(WHAT TO PRODUCE): What is the number of lines in the data holding the word "minutes"? Give that number by itself.

──────── EXERCISE DATA

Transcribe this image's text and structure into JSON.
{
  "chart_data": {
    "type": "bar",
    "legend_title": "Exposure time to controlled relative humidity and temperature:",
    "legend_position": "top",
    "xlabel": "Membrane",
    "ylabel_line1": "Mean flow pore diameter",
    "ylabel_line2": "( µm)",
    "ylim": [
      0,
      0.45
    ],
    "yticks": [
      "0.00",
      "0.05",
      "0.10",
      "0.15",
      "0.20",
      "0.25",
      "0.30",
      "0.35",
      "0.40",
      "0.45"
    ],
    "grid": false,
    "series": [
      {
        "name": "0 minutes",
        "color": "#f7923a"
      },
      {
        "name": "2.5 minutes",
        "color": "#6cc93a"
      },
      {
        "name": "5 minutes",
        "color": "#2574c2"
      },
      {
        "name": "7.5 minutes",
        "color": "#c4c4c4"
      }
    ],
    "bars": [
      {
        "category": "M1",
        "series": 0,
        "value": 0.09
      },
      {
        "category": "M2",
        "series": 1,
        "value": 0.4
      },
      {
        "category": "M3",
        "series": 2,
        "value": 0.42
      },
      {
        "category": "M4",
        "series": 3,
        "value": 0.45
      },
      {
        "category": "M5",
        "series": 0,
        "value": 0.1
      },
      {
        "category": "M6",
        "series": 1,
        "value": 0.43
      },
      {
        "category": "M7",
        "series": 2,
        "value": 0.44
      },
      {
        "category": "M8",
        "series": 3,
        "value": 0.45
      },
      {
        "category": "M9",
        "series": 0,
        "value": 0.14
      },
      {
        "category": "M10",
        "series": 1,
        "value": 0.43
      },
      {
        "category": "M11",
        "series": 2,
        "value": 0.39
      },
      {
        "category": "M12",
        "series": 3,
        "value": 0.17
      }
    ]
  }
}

────────────────
──────── EXERCISE DATA

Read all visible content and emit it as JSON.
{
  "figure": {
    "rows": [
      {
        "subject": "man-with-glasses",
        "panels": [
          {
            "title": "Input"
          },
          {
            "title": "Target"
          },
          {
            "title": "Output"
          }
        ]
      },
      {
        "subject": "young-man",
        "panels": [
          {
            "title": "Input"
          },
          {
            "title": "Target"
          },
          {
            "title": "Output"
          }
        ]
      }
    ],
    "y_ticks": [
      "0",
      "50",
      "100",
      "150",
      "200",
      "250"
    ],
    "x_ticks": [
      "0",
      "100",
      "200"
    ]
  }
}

────────────────

(EXERCISE RESPONSE): 4